__WHAT IS ASKED__.
Extract the complete listing and repeat it word for word.

__GIVEN RECORDS__.
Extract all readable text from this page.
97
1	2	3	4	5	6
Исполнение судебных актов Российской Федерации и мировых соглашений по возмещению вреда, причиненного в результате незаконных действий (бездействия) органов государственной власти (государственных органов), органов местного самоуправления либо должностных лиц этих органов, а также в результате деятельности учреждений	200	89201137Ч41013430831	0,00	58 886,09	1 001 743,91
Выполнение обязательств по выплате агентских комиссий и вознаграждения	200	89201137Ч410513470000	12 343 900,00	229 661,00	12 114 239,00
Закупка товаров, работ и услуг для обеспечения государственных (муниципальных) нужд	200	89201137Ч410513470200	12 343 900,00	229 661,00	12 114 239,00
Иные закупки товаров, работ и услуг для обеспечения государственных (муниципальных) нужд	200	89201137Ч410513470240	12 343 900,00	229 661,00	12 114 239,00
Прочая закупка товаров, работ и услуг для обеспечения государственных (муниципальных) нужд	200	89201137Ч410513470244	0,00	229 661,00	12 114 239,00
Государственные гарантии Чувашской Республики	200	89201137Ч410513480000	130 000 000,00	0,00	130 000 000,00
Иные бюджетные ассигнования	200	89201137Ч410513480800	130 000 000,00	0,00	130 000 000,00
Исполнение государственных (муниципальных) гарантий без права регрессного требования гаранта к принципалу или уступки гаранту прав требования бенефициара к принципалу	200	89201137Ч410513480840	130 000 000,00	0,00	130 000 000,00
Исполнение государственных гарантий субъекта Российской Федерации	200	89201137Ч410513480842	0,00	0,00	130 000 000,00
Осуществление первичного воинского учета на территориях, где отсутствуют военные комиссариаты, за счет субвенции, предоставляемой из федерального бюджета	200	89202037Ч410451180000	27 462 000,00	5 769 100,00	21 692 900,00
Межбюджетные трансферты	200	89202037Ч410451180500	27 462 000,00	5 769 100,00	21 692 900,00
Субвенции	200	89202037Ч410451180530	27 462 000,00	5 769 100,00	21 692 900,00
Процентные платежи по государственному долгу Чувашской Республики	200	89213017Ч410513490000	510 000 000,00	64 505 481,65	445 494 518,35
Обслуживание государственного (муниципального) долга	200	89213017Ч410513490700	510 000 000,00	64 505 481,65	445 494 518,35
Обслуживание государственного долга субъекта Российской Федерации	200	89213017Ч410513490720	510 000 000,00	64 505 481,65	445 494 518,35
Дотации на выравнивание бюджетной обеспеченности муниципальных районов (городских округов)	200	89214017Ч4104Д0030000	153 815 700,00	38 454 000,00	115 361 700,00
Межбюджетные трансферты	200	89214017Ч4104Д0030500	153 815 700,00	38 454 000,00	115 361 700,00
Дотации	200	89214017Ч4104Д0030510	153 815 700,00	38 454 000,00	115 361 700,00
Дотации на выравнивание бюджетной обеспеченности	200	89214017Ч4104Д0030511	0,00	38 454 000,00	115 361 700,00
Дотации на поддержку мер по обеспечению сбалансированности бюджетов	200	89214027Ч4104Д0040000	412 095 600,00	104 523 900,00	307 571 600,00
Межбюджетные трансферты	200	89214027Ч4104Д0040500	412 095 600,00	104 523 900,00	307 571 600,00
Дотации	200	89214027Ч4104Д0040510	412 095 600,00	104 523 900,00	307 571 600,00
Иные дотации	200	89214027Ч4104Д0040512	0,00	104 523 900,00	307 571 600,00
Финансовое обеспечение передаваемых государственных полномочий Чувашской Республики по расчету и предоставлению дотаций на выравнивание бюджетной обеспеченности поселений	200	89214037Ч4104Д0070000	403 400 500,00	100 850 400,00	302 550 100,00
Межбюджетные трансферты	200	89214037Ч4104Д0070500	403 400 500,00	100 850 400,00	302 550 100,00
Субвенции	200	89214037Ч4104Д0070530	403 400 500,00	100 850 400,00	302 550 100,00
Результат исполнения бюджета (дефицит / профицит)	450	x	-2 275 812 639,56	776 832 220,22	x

__WRITTEN ANSWER__.
Extract all readable text from this page.
97
1	2	3	4	5	6
Исполнение судебных актов Российской Федерации и мировых соглашений по возмещению вреда, причиненного в результате незаконных действий (бездействия) органов государственной власти (государственных органов), органов местного самоуправления либо должностных лиц этих органов, а также в результате деятельности учреждений	200	89201137Ч41013430831	0,00	58 886,09	1 001 743,91
Выполнение обязательств по выплате агентских комиссий и вознаграждения	200	89201137Ч410513470000	12 343 900,00	229 661,00	12 114 239,00
Закупка товаров, работ и услуг для обеспечения государственных (муниципальных) нужд	200	89201137Ч410513470200	12 343 900,00	229 661,00	12 114 239,00
Иные закупки товаров, работ и услуг для обеспечения государственных (муниципальных) нужд	200	89201137Ч410513470240	12 343 900,00	229 661,00	12 114 239,00
Прочая закупка товаров, работ и услуг для обеспечения государственных (муниципальных) нужд	200	89201137Ч410513470244	0,00	229 661,00	12 114 239,00
Государственные гарантии Чувашской Республики	200	89201137Ч410513480000	130 000 000,00	0,00	130 000 000,00
Иные бюджетные ассигнования	200	89201137Ч410513480800	130 000 000,00	0,00	130 000 000,00
Исполнение государственных (муниципальных) гарантий без права регрессного требования гаранта к принципалу или уступки гаранту прав требования бенефициара к принципалу	200	89201137Ч410513480840	130 000 000,00	0,00	130 000 000,00
Исполнение государственных гарантий субъекта Российской Федерации	200	89201137Ч410513480842	0,00	0,00	130 000 000,00
Осуществление первичного воинского учета на территориях, где отсутствуют военные комиссариаты, за счет субвенции, предоставляемой из федерального бюджета	200	89202037Ч410451180000	27 462 000,00	5 769 100,00	21 692 900,00
Межбюджетные трансферты	200	89202037Ч410451180500	27 462 000,00	5 769 100,00	21 692 900,00
Субвенции	200	89202037Ч410451180530	27 462 000,00	5 769 100,00	21 692 900,00
Процентные платежи по государственному долгу Чувашской Республики	200	89213017Ч410513490000	510 000 000,00	64 505 481,65	445 494 518,35
Обслуживание государственного (муниципального) долга	200	89213017Ч410513490700	510 000 000,00	64 505 481,65	445 494 518,35
Обслуживание государственного долга субъекта Российской Федерации	200	89213017Ч410513490720	510 000 000,00	64 505 481,65	445 494 518,35
Дотации на выравнивание бюджетной обеспеченности муниципальных районов (городских округов)	200	89214017Ч4104Д0030000	153 815 700,00	38 454 000,00	115 361 700,00
Межбюджетные трансферты	200	89214017Ч4104Д0030500	153 815 700,00	38 454 000,00	115 361 700,00
Дотации	200	89214017Ч4104Д0030510	153 815 700,00	38 454 000,00	115 361 700,00
Дотации на выравнивание бюджетной обеспеченности	200	89214017Ч4104Д0030511	0,00	38 454 000,00	115 361 700,00
Дотации на поддержку мер по обеспечению сбалансированности бюджетов	200	89214027Ч4104Д0040000	412 095 600,00	104 523 900,00	307 571 600,00
Межбюджетные трансферты	200	89214027Ч4104Д0040500	412 095 600,00	104 523 900,00	307 571 600,00
Дотации	200	89214027Ч4104Д0040510	412 095 600,00	104 523 900,00	307 571 600,00
Иные дотации	200	89214027Ч4104Д0040512	0,00	104 523 900,00	307 571 600,00
Финансовое обеспечение передаваемых государственных полномочий Чувашской Республики по расчету и предоставлению дотаций на выравнивание бюджетной обеспеченности поселений	200	89214037Ч4104Д0070000	403 400 500,00	100 850 400,00	302 550 100,00
Межбюджетные трансферты	200	89214037Ч4104Д0070500	403 400 500,00	100 850 400,00	302 550 100,00
Субвенции	200	89214037Ч4104Д0070530	403 400 500,00	100 850 400,00	302 550 100,00
Результат исполнения бюджета (дефицит / профицит)	450	x	-2 275 812 639,56	776 832 220,22	x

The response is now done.